Rows from a figure dataset

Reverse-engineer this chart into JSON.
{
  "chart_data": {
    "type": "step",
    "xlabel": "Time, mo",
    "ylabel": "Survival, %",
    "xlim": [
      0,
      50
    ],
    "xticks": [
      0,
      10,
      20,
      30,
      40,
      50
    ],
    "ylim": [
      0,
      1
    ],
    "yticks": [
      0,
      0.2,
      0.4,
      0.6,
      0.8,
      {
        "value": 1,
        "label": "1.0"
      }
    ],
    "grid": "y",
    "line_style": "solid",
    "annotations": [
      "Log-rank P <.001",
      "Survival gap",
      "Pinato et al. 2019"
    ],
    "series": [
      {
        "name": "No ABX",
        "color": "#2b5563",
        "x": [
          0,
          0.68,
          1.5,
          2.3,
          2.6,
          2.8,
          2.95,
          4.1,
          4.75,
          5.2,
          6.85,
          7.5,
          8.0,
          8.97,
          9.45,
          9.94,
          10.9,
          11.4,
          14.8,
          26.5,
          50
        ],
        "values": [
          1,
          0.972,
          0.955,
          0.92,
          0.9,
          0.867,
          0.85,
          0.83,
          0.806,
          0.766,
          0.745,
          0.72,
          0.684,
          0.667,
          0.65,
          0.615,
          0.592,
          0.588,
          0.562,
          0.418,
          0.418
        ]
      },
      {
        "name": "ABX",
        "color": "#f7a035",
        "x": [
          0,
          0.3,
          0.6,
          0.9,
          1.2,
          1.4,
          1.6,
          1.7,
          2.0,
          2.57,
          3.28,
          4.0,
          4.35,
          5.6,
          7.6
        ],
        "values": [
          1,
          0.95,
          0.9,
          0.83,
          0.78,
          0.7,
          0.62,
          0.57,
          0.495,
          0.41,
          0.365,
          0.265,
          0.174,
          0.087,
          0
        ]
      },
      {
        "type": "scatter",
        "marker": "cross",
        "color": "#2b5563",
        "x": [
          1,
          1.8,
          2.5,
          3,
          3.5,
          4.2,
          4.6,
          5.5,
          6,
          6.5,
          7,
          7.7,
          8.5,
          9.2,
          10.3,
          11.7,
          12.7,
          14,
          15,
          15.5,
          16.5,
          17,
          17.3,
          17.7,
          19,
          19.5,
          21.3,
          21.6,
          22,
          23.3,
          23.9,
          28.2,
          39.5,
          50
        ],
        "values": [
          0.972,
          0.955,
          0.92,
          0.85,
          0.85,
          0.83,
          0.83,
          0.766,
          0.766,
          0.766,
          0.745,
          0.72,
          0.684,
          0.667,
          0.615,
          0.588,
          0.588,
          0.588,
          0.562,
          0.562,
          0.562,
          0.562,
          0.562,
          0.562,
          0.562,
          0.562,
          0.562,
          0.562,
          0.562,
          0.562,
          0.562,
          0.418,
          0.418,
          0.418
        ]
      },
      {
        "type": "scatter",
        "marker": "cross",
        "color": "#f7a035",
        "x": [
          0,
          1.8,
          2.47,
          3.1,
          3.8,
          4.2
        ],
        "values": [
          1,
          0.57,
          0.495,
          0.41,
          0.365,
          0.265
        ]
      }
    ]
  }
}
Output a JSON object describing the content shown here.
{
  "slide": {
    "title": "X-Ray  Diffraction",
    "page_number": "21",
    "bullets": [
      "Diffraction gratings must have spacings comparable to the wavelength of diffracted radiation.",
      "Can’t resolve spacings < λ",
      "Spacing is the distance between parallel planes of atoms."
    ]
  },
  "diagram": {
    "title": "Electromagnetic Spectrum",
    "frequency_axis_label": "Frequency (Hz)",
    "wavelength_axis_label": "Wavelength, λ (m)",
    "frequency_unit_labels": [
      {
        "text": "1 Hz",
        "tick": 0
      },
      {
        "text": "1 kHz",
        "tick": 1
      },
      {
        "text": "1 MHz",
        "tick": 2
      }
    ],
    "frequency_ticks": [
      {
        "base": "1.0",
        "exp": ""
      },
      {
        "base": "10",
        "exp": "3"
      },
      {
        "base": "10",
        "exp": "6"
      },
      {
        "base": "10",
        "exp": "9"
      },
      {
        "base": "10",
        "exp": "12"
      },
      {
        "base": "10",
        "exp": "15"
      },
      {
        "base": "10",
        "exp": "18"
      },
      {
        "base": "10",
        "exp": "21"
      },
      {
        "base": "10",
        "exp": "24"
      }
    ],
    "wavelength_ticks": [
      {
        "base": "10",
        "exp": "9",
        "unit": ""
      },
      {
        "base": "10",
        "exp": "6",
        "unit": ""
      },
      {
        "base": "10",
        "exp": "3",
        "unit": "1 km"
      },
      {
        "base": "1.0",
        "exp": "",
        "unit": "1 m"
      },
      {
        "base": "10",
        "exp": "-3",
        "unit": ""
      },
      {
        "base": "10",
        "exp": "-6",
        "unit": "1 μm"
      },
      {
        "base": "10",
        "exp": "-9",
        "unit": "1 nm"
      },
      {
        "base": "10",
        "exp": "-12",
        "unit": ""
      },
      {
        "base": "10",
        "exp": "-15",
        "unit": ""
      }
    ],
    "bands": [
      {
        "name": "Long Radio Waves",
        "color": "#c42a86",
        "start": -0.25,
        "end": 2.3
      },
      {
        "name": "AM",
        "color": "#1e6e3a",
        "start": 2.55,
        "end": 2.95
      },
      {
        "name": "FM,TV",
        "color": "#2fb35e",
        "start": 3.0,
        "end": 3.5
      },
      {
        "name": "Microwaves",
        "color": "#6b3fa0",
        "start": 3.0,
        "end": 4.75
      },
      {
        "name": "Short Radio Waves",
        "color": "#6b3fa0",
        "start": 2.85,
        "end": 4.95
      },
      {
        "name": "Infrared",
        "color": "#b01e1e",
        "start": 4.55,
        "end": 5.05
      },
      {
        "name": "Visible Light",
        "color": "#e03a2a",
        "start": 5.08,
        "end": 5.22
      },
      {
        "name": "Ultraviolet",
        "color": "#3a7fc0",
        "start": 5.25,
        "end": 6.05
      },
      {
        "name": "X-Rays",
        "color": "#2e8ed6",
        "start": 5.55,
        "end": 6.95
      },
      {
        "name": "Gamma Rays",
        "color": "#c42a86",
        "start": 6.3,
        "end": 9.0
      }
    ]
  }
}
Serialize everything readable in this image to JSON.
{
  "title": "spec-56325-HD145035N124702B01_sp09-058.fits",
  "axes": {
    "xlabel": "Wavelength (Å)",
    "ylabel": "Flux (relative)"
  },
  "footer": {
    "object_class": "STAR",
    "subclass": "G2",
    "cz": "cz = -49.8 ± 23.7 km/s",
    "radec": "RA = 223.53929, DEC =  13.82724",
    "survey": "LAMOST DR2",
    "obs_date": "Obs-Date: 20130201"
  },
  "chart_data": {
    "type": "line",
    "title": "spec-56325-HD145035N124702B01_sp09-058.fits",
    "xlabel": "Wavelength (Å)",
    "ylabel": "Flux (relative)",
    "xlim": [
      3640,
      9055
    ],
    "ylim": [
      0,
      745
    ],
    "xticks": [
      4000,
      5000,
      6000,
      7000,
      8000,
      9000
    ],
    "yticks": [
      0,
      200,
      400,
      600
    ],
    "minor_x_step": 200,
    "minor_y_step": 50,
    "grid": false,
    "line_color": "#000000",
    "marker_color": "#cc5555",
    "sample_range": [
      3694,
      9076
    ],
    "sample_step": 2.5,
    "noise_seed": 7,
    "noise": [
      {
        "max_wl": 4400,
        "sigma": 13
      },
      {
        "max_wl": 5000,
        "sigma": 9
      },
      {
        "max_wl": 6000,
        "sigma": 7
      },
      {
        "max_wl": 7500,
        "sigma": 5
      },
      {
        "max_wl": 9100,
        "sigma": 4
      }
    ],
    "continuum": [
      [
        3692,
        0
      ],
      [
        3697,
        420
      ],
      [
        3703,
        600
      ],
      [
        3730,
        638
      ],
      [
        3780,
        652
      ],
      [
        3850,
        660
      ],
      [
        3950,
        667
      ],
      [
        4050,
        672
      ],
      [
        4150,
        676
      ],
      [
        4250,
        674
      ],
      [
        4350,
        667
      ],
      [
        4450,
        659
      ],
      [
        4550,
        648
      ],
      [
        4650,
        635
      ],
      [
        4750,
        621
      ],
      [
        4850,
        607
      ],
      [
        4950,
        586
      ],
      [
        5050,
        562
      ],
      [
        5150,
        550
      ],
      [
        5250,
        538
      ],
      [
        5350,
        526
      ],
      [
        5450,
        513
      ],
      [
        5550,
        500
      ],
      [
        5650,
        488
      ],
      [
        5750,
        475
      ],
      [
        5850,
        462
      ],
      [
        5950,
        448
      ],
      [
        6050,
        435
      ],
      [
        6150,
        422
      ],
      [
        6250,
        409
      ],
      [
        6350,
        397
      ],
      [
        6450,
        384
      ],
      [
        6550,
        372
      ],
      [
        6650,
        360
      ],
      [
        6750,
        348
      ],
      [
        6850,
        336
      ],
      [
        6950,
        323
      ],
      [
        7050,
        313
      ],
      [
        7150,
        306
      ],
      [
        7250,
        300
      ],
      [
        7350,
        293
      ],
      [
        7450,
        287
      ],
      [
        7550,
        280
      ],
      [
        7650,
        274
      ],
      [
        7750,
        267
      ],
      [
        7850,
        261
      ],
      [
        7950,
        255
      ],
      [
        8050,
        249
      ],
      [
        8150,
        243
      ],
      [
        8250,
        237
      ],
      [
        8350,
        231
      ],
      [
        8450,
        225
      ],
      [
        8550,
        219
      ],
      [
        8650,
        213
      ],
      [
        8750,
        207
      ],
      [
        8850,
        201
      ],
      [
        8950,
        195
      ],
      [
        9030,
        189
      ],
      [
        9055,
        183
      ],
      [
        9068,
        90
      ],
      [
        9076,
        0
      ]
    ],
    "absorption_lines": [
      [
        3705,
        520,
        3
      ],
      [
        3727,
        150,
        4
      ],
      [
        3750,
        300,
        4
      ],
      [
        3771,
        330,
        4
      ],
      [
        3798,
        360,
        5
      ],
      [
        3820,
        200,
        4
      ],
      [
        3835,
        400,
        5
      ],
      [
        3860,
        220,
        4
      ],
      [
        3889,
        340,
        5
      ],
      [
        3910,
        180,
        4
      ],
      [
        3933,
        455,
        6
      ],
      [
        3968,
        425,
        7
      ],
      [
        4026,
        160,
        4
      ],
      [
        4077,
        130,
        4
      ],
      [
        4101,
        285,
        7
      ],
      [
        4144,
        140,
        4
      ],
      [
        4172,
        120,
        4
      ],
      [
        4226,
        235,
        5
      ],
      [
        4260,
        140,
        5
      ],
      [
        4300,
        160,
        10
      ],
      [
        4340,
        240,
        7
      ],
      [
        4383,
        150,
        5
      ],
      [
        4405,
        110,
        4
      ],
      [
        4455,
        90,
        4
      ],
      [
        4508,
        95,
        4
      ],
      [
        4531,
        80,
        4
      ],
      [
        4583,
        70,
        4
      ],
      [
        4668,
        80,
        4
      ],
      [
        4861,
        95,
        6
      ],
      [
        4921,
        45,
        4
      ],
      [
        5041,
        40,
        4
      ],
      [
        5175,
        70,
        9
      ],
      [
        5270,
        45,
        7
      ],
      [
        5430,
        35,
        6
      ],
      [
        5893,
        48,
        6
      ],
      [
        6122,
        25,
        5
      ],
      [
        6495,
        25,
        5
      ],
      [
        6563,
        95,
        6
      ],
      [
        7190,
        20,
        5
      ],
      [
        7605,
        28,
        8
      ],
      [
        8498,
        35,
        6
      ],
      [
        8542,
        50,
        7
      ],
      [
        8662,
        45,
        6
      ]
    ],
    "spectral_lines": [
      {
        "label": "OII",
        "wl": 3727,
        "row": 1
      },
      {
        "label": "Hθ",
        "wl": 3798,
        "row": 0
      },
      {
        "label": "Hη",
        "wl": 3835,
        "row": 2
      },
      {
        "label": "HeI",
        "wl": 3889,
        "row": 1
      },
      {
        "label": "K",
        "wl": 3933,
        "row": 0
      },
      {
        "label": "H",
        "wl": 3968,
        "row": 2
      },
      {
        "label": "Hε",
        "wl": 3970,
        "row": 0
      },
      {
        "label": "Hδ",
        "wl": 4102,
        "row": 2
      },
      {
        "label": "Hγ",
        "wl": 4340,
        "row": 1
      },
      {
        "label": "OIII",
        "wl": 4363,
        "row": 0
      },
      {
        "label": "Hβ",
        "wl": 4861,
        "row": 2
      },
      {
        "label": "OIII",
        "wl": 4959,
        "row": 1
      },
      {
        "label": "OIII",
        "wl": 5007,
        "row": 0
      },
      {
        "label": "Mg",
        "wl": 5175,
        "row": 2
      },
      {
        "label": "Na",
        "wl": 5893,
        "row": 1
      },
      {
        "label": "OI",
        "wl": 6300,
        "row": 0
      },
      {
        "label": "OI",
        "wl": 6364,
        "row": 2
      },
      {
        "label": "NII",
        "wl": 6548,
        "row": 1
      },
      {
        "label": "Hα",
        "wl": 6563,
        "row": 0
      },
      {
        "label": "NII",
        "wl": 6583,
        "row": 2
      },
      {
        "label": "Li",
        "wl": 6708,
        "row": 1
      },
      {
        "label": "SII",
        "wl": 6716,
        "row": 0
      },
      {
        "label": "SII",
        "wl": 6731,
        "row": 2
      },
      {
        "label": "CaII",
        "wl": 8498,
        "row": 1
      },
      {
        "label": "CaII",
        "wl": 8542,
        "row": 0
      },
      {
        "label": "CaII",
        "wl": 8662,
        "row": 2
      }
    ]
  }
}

• **OBJECTIVE**
Copy each line that holds the word "name".

• **RESULT FOR THIS TASK**
        "name": "No ABX",
        "name": "ABX",
        "name": "Long Radio Waves",
        "name": "AM",
        "name": "FM,TV",
        "name": "Microwaves",
        "name": "Short Radio Waves",
        "name": "Infrared",
        "name": "Visible Light",
        "name": "Ultraviolet",
        "name": "X-Rays",
        "name": "Gamma Rays",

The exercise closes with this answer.